• **GIVEN PROBLEM**
Identify all lines in the data containing the string "horizontal". Copy them out.

(Figure record listings)
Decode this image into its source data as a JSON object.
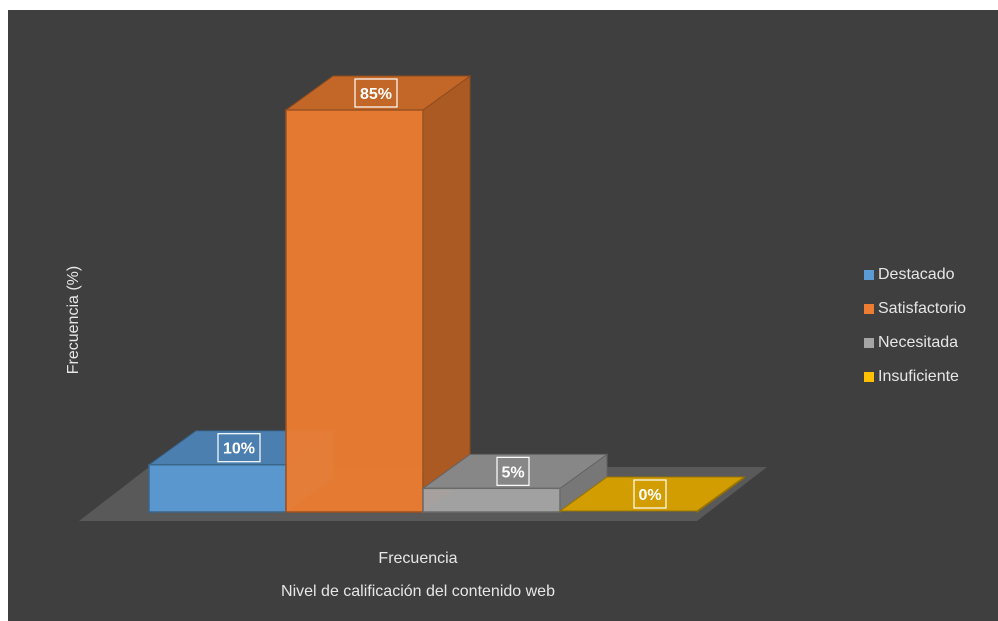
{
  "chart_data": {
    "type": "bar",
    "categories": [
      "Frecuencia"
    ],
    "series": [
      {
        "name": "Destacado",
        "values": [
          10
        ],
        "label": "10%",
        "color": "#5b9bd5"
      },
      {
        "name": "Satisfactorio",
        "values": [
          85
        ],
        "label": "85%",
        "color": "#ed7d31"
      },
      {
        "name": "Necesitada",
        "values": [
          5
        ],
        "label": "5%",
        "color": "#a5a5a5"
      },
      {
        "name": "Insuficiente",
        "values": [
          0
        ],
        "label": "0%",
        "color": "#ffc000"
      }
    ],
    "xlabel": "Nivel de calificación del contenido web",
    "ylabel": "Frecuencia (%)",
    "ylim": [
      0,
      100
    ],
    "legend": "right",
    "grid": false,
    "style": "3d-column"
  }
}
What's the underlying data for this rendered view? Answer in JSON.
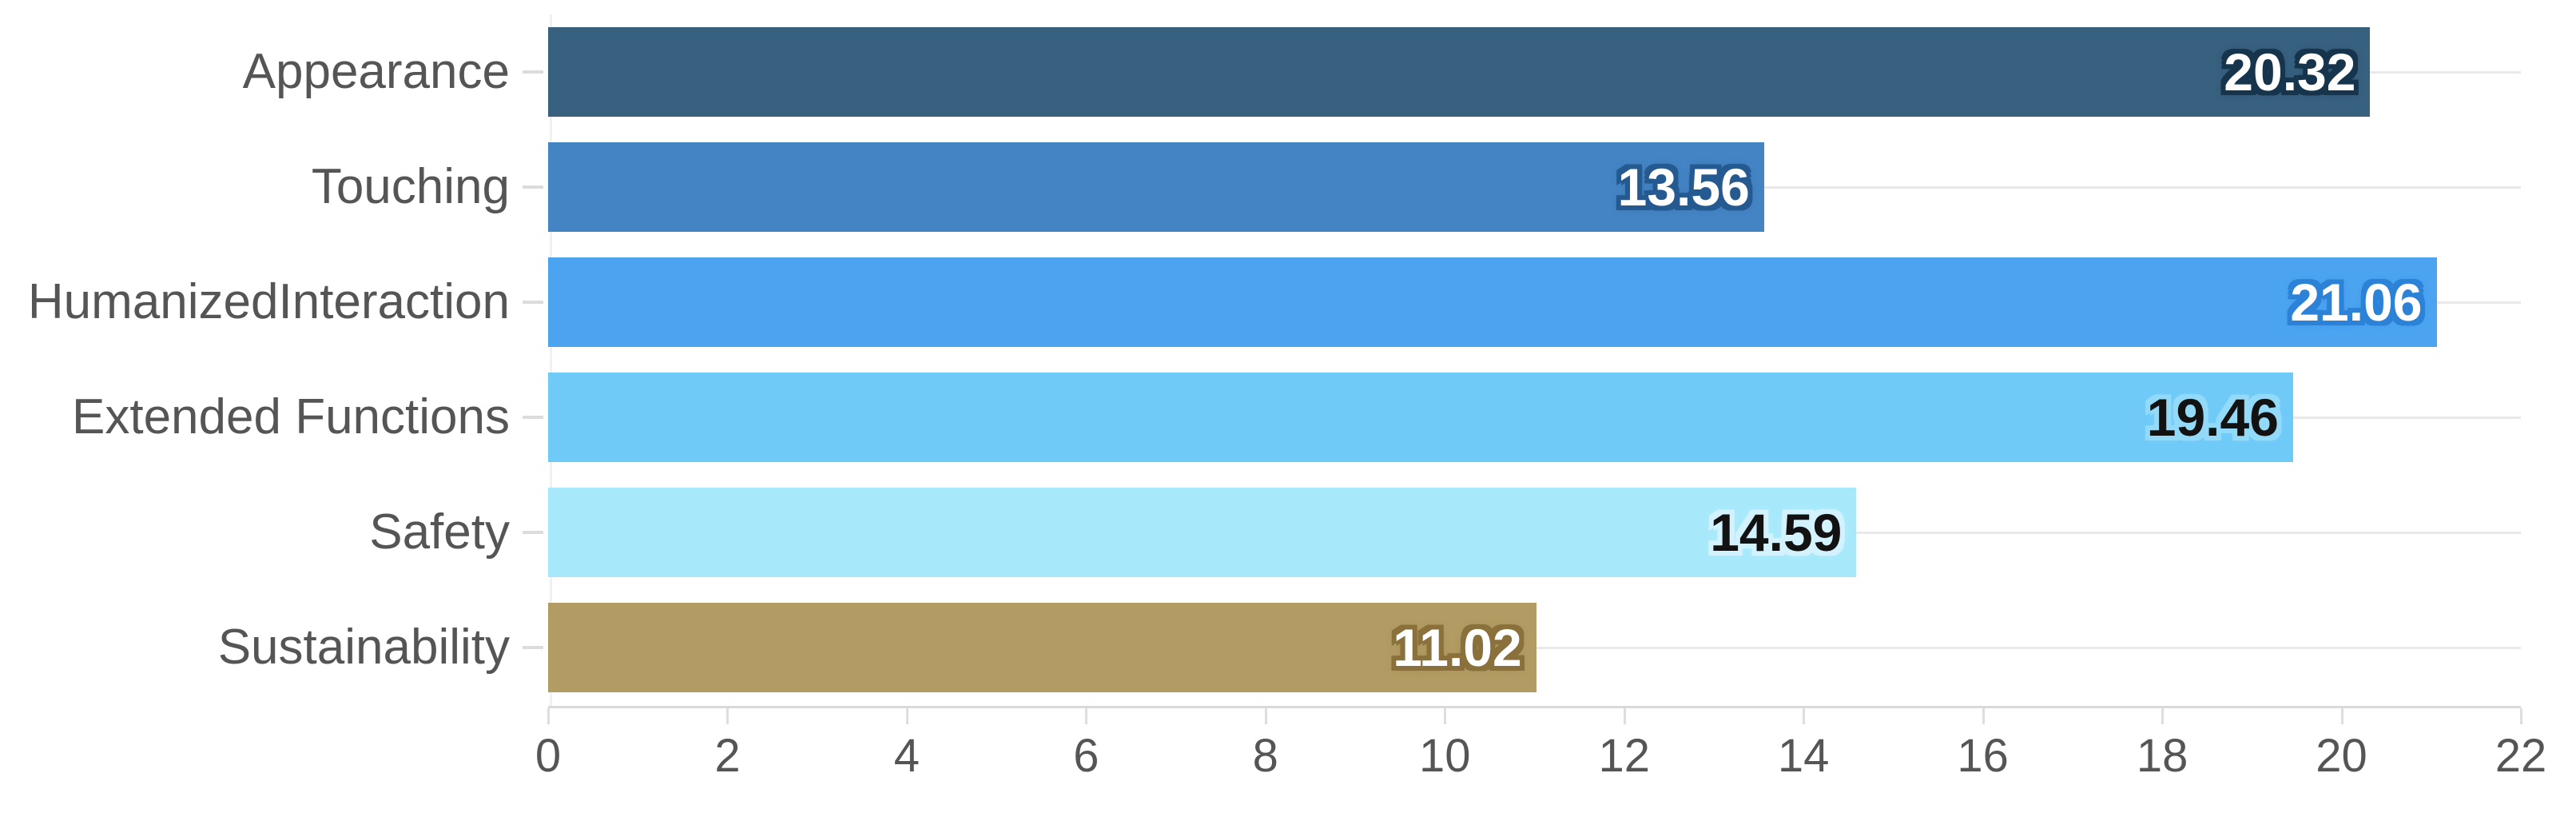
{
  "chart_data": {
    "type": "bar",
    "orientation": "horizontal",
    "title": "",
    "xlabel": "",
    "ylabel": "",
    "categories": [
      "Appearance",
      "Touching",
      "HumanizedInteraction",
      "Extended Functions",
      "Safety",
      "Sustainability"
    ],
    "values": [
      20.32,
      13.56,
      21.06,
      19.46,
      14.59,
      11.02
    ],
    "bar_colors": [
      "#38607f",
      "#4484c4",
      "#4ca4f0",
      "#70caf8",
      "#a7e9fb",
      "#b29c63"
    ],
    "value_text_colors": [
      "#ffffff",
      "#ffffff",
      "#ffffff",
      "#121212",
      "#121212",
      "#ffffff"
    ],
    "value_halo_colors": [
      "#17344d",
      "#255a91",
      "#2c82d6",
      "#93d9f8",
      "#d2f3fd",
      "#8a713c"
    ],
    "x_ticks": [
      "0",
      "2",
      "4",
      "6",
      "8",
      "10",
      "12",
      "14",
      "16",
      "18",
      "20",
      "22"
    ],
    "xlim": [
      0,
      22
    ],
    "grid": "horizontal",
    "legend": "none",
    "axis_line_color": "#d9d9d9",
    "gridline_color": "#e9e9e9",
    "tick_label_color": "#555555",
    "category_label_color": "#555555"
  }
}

--

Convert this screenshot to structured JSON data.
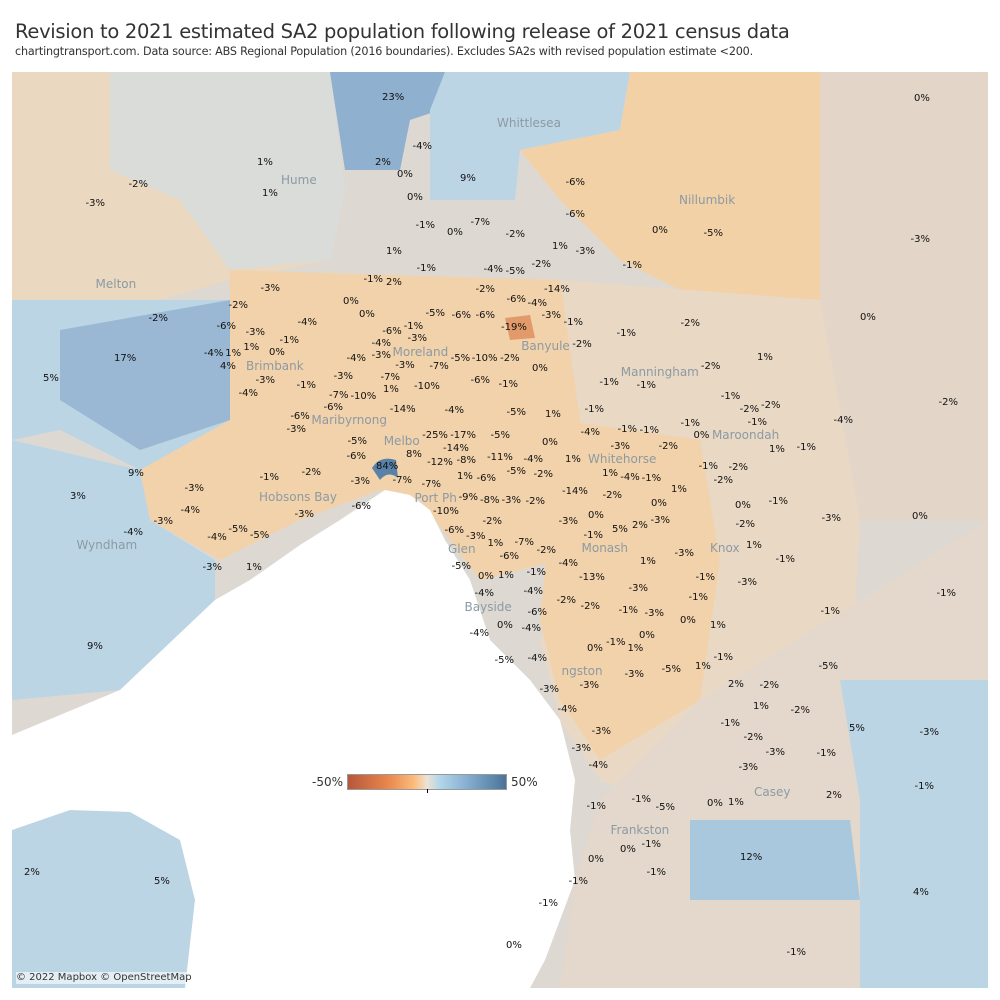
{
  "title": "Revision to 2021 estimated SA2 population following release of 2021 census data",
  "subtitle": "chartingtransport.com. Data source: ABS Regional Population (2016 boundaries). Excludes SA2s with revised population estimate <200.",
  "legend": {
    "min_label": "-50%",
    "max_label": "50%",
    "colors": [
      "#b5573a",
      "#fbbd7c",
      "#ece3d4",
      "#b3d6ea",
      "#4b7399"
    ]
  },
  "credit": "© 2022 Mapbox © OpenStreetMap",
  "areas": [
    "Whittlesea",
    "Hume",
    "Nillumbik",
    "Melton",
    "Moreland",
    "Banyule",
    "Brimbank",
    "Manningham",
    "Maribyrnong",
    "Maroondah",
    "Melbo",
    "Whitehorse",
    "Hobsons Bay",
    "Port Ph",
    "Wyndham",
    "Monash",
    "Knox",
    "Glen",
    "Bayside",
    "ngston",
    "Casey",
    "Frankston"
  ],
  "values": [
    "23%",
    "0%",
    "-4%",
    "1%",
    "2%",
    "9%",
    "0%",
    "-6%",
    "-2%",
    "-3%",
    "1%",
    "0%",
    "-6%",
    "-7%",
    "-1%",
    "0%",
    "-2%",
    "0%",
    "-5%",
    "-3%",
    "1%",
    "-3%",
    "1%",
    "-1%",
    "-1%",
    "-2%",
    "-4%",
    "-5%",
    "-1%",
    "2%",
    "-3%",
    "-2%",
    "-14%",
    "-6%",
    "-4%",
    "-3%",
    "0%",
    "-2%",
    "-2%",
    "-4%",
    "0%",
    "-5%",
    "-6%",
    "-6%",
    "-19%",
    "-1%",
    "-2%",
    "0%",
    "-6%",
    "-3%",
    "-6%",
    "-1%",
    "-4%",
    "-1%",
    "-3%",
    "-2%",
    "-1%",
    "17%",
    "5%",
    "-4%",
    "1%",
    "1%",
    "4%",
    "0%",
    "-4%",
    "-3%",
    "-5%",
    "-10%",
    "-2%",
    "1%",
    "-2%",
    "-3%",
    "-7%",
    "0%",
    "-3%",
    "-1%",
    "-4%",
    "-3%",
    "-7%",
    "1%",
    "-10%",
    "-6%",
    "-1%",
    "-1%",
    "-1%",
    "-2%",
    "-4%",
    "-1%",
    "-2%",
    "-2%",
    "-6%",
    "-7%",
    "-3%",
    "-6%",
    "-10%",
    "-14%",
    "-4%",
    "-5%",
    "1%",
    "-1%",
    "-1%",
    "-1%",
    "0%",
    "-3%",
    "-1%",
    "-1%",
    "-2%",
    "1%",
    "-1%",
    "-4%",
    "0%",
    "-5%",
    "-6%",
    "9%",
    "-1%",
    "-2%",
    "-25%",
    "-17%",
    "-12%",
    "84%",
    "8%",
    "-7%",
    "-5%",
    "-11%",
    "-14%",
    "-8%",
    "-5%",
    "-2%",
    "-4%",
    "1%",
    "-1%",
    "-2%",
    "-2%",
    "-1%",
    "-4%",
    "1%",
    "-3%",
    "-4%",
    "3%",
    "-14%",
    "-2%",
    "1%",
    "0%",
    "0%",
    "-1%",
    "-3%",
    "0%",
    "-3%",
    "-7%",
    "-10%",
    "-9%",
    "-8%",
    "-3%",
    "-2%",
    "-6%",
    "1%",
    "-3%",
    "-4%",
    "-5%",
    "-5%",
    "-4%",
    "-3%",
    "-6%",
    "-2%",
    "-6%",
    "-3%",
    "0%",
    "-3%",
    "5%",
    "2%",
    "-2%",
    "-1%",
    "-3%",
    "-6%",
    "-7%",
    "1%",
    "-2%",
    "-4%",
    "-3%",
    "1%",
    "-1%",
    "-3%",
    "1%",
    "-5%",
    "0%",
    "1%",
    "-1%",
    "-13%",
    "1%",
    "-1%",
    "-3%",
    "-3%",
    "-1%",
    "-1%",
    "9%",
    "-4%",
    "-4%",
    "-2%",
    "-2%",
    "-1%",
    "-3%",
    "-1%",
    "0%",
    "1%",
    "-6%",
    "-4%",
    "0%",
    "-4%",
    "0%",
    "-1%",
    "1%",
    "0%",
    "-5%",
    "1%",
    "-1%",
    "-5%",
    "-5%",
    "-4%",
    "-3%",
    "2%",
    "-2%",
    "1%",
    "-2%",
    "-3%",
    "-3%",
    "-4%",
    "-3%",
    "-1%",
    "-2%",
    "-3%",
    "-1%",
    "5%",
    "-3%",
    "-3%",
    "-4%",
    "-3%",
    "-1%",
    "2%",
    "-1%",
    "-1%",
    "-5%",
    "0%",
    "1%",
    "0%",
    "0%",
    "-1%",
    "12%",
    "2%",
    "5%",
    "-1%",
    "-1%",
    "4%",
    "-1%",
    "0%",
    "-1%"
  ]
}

--

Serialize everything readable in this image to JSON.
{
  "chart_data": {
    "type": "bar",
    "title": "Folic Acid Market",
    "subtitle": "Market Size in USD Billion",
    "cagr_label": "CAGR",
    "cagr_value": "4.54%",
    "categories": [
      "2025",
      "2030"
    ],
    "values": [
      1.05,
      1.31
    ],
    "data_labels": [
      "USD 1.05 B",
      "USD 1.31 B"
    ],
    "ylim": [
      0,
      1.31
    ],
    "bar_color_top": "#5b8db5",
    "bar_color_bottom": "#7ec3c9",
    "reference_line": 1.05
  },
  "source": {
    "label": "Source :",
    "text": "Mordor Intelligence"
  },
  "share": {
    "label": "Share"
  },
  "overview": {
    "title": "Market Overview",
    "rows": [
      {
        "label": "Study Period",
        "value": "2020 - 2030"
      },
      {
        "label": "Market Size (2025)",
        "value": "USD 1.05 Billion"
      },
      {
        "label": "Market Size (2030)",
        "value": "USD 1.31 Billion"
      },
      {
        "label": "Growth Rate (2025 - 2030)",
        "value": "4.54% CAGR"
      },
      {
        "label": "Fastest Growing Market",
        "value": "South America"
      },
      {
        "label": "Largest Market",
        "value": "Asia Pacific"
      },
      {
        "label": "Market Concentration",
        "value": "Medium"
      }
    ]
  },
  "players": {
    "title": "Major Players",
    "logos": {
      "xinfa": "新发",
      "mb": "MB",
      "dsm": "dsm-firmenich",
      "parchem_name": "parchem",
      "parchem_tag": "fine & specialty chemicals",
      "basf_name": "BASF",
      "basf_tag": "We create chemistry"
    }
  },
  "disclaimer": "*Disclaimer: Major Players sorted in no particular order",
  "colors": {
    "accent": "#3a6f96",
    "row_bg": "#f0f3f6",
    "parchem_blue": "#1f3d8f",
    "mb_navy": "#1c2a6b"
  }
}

• **ANSWER FOR THE TASK**
    "orientation": "horizontal",
    "grid": "horizontal",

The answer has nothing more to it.